● **What needs to be done**:
State only the number of lines that contain the string "Minerals".

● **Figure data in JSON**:
= = =
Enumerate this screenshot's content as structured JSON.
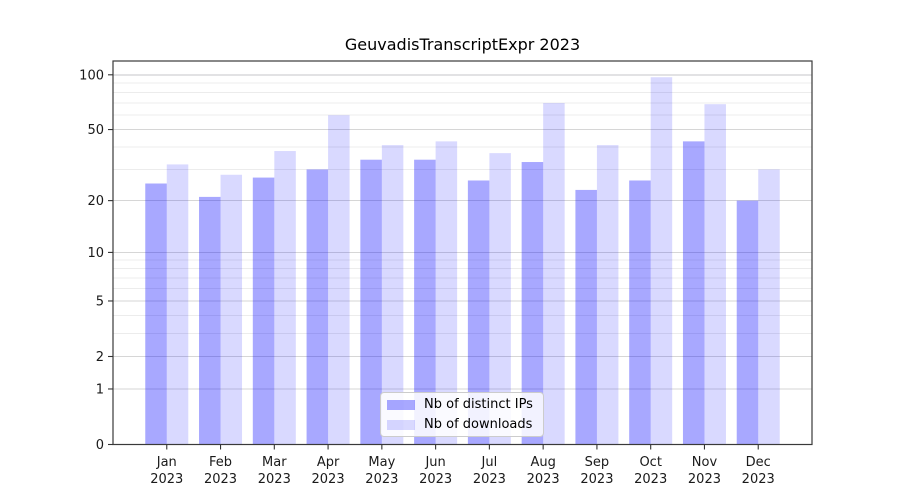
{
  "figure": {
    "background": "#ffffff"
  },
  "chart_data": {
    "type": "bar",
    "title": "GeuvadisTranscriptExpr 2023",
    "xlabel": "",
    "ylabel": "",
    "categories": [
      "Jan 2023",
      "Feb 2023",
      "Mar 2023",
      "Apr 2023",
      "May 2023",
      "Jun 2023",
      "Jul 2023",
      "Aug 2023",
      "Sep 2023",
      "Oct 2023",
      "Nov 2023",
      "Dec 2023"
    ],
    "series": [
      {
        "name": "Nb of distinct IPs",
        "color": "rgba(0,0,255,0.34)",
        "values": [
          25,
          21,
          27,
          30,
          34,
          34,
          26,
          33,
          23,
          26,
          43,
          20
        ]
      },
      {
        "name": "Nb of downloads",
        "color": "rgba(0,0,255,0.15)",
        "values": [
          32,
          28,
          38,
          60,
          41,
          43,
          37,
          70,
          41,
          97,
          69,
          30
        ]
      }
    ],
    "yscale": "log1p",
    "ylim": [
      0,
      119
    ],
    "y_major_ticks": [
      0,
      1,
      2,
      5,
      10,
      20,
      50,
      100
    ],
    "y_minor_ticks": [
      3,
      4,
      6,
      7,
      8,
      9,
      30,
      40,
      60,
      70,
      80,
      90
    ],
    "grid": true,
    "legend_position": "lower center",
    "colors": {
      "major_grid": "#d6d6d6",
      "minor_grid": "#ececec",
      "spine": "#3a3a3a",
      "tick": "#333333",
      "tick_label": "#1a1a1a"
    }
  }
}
= = =
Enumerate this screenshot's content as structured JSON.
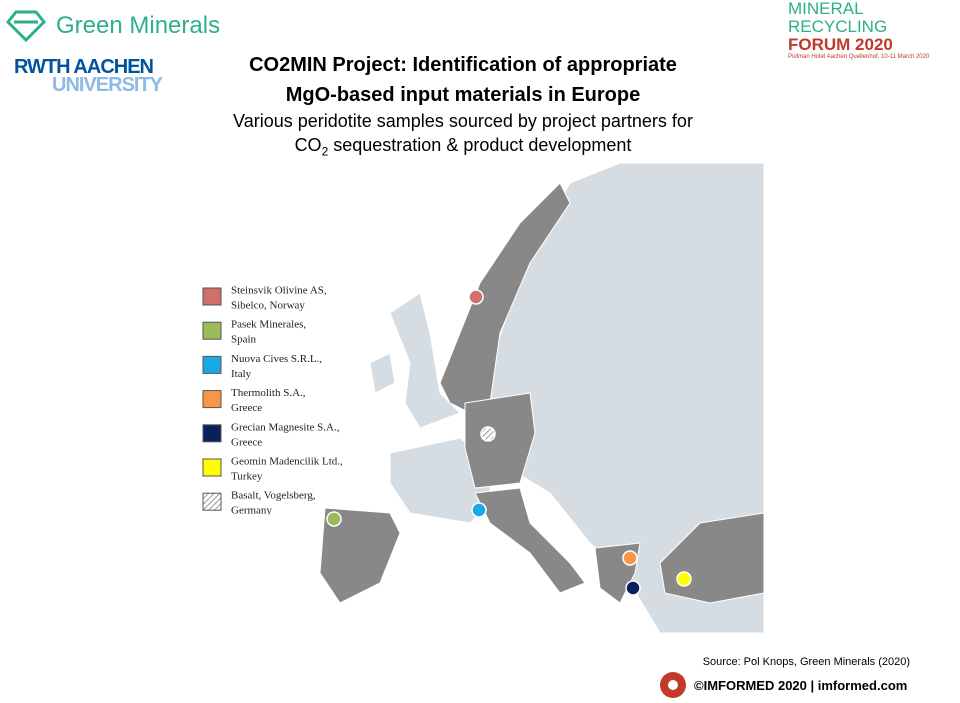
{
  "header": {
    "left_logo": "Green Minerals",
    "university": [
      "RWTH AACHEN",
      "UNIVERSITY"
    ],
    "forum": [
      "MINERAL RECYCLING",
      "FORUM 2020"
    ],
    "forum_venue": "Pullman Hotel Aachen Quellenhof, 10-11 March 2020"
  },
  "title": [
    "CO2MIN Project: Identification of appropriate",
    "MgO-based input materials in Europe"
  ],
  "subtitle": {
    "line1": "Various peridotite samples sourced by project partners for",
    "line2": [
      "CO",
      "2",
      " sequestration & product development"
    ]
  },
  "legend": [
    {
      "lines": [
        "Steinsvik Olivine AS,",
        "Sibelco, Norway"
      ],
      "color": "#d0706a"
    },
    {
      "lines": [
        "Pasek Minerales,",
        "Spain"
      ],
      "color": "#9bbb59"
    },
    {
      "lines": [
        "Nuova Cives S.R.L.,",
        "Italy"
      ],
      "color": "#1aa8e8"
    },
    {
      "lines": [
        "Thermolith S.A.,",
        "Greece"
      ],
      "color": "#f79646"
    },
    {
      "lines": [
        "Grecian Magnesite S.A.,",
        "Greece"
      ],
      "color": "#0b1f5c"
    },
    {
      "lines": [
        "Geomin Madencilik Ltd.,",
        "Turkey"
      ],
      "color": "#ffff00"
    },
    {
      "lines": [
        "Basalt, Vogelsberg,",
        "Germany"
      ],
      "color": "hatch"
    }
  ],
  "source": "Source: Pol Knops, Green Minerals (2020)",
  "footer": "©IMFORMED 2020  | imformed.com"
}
= = =
● **Expected answer**:
2